◆ **Exercise goal**
Transcribe the material verbatim in full; the pictures do not belong in the copy.
::: Records for the task
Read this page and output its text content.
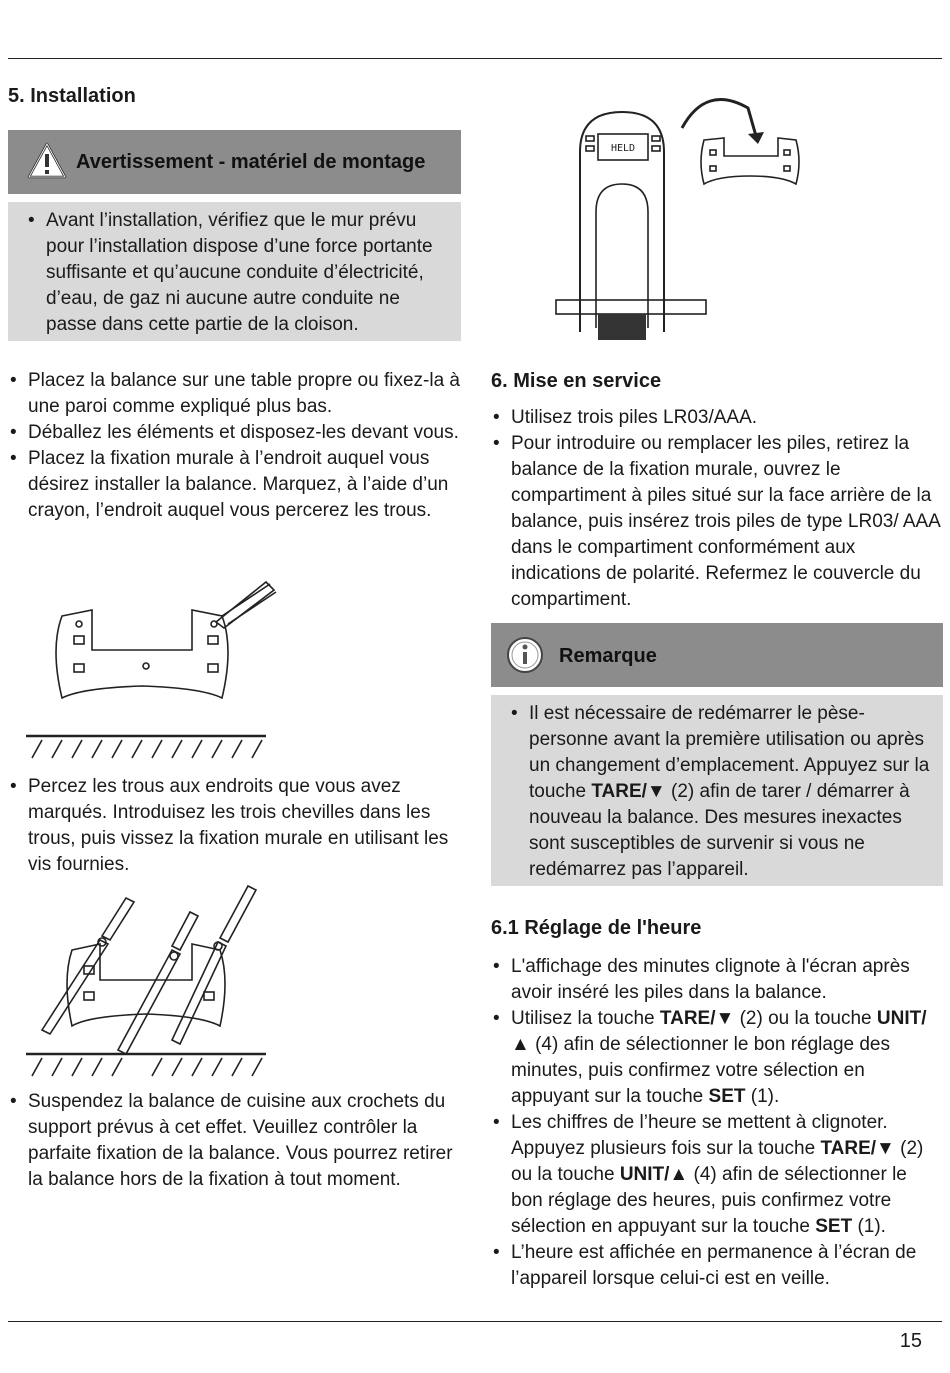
5. Installation
Avertissement - matériel de montage
• Avant l’installation, vérifiez que le mur prévu pour l’installation dispose d’une force portante suffisante et qu’aucune conduite d’électricité, d’eau, de gaz ni aucune autre conduite ne passe dans cette partie de la cloison.
• Placez la balance sur une table propre ou fixez-la à une paroi comme expliqué plus bas.
• Déballez les éléments et disposez-les devant vous.
• Placez la fixation murale à l’endroit auquel vous désirez installer la balance. Marquez, à l’aide d’un crayon, l’endroit auquel vous percerez les trous.
• Percez les trous aux endroits que vous avez marqués. Introduisez les trois chevilles dans les trous, puis vissez la fixation murale en utilisant les vis fournies.
• Suspendez la balance de cuisine aux crochets du support prévus à cet effet. Veuillez contrôler la parfaite fixation de la balance. Vous pourrez retirer la balance hors de la fixation à tout moment.
HELD
6. Mise en service
• Utilisez trois piles LR03/AAA.
• Pour introduire ou remplacer les piles, retirez la balance de la fixation murale, ouvrez le compartiment à piles situé sur la face arrière de la balance, puis insérez trois piles de type LR03/ AAA dans le compartiment conformément aux indications de polarité. Refermez le couvercle du compartiment.
Remarque
• Il est nécessaire de redémarrer le pèse-personne avant la première utilisation ou après un changement d’emplacement. Appuyez sur la touche TARE/▼ (2) afin de tarer / démarrer à nouveau la balance. Des mesures inexactes sont susceptibles de survenir si vous ne redémarrez pas l’appareil.
6.1 Réglage de l'heure
• L'affichage des minutes clignote à l'écran après avoir inséré les piles dans la balance.
• Utilisez la touche TARE/▼ (2) ou la touche UNIT/▲ (4) afin de sélectionner le bon réglage des minutes, puis confirmez votre sélection en appuyant sur la touche SET (1).
• Les chiffres de l’heure se mettent à clignoter. Appuyez plusieurs fois sur la touche TARE/▼ (2) ou la touche UNIT/▲ (4) afin de sélectionner le bon réglage des heures, puis confirmez votre sélection en appuyant sur la touche SET (1).
• L’heure est affichée en permanence à l’écran de l’appareil lorsque celui-ci est en veille.
15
::::::
◆ **Reply to the task**
Read this page and output its text content.
5. Installation
Avertissement - matériel de montage
• Avant l’installation, vérifiez que le mur prévu pour l’installation dispose d’une force portante suffisante et qu’aucune conduite d’électricité, d’eau, de gaz ni aucune autre conduite ne passe dans cette partie de la cloison.
• Placez la balance sur une table propre ou fixez-la à une paroi comme expliqué plus bas.
• Déballez les éléments et disposez-les devant vous.
• Placez la fixation murale à l’endroit auquel vous désirez installer la balance. Marquez, à l’aide d’un crayon, l’endroit auquel vous percerez les trous.
• Percez les trous aux endroits que vous avez marqués. Introduisez les trois chevilles dans les trous, puis vissez la fixation murale en utilisant les vis fournies.
• Suspendez la balance de cuisine aux crochets du support prévus à cet effet. Veuillez contrôler la parfaite fixation de la balance. Vous pourrez retirer la balance hors de la fixation à tout moment.
HELD
6. Mise en service
• Utilisez trois piles LR03/AAA.
• Pour introduire ou remplacer les piles, retirez la balance de la fixation murale, ouvrez le compartiment à piles situé sur la face arrière de la balance, puis insérez trois piles de type LR03/ AAA dans le compartiment conformément aux indications de polarité. Refermez le couvercle du compartiment.
Remarque
• Il est nécessaire de redémarrer le pèse-personne avant la première utilisation ou après un changement d’emplacement. Appuyez sur la touche TARE/▼ (2) afin de tarer / démarrer à nouveau la balance. Des mesures inexactes sont susceptibles de survenir si vous ne redémarrez pas l’appareil.
6.1 Réglage de l'heure
• L'affichage des minutes clignote à l'écran après avoir inséré les piles dans la balance.
• Utilisez la touche TARE/▼ (2) ou la touche UNIT/▲ (4) afin de sélectionner le bon réglage des minutes, puis confirmez votre sélection en appuyant sur la touche SET (1).
• Les chiffres de l’heure se mettent à clignoter. Appuyez plusieurs fois sur la touche TARE/▼ (2) ou la touche UNIT/▲ (4) afin de sélectionner le bon réglage des heures, puis confirmez votre sélection en appuyant sur la touche SET (1).
• L’heure est affichée en permanence à l’écran de l’appareil lorsque celui-ci est en veille.
15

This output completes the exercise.